**Problem details**. Copy out all lines that hold "this".

____

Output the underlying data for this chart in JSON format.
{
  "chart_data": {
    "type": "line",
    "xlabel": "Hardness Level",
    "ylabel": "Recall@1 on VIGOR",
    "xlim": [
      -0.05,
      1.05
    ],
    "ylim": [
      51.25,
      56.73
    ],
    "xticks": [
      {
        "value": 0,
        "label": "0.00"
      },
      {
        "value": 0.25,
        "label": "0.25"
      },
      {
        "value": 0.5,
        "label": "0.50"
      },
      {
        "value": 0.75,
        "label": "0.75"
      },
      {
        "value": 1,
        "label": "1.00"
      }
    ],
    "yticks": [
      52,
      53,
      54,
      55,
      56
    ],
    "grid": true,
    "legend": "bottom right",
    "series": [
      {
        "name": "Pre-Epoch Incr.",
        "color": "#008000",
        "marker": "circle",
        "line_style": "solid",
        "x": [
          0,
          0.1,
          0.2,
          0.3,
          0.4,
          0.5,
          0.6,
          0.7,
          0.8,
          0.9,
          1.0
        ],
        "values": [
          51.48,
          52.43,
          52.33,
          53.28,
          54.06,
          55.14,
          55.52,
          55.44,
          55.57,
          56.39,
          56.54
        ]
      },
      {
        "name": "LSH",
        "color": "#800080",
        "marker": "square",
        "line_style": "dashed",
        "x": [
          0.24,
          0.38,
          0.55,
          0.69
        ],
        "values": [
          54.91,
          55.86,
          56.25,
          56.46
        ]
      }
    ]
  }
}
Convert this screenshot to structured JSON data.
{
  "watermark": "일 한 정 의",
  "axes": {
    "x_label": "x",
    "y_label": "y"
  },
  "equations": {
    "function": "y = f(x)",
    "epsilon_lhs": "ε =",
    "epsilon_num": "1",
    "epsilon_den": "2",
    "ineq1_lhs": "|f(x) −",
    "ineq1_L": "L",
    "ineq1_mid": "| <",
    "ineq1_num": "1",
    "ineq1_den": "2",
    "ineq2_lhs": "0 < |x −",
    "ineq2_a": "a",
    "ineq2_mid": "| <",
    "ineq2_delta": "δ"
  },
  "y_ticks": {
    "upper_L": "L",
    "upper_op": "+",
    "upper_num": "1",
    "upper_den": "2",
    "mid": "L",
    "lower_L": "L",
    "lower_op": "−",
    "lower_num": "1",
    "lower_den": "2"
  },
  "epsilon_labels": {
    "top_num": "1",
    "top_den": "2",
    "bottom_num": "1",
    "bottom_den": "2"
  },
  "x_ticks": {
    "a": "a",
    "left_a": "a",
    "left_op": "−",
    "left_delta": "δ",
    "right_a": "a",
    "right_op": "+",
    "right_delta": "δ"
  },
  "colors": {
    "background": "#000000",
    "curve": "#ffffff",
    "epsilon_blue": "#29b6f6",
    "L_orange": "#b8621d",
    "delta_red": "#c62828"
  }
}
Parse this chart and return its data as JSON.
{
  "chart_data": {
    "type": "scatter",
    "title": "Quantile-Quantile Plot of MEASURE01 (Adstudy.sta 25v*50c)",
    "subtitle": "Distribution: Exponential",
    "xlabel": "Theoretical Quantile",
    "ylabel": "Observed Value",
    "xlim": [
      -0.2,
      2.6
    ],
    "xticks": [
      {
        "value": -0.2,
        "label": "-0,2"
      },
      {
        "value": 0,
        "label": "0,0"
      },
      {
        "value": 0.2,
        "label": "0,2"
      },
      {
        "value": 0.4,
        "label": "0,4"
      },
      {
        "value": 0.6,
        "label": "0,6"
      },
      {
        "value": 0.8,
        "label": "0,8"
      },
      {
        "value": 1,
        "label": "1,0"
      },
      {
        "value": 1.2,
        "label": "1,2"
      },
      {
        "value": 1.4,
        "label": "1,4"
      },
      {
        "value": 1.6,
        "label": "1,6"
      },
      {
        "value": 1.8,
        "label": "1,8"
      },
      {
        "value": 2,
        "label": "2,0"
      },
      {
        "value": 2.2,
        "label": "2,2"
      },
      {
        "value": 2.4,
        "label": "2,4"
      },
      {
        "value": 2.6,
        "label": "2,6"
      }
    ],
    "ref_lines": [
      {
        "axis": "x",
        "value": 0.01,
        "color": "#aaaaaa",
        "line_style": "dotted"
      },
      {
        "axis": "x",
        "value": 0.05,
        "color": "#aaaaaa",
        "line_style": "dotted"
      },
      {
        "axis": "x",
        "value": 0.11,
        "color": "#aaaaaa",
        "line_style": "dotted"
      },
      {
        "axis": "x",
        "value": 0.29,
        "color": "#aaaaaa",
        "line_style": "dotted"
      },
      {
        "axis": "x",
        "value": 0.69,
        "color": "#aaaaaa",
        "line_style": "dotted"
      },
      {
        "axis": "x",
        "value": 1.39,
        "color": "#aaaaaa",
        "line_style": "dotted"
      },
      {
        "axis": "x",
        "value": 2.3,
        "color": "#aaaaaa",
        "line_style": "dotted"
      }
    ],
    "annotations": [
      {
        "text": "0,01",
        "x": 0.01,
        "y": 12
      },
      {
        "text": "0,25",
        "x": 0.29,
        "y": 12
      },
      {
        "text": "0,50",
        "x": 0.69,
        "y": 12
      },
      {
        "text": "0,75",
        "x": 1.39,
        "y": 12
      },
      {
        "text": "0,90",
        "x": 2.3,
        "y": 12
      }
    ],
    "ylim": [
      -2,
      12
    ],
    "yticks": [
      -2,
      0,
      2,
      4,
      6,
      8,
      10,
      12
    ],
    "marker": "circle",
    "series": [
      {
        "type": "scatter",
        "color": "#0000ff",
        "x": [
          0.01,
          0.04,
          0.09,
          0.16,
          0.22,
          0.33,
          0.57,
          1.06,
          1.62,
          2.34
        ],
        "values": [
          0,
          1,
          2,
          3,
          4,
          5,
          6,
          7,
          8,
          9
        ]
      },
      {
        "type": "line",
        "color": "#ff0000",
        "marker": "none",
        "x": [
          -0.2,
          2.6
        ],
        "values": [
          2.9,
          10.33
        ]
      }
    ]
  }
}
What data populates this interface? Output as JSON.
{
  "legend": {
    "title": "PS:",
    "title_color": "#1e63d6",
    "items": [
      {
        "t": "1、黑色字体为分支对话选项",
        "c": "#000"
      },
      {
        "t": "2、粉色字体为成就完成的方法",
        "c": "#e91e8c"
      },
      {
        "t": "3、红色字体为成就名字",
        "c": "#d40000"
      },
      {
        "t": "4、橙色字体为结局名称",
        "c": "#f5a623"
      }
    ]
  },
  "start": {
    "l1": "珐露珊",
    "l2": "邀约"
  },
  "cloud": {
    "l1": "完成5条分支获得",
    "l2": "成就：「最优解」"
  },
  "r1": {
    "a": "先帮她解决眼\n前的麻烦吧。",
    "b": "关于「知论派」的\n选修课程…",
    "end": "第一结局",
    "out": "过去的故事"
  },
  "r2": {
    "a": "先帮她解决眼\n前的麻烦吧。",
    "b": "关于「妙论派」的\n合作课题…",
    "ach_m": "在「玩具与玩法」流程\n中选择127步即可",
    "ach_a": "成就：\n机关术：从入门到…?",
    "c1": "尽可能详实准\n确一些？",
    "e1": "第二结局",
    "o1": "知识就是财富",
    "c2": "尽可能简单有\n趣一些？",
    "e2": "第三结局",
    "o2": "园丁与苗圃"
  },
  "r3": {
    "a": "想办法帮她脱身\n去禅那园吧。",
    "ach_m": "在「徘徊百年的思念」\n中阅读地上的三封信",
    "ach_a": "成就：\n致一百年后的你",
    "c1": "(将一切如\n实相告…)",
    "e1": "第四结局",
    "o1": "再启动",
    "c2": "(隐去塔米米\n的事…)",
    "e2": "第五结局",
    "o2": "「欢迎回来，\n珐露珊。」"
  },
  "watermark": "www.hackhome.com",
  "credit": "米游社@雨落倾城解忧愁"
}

____

**The completed task**.
Output the underlying data for this chart in JSON format.
Convert this screenshot to structured JSON data.
Parse this chart and return its data as JSON.
What data populates this interface? Output as JSON.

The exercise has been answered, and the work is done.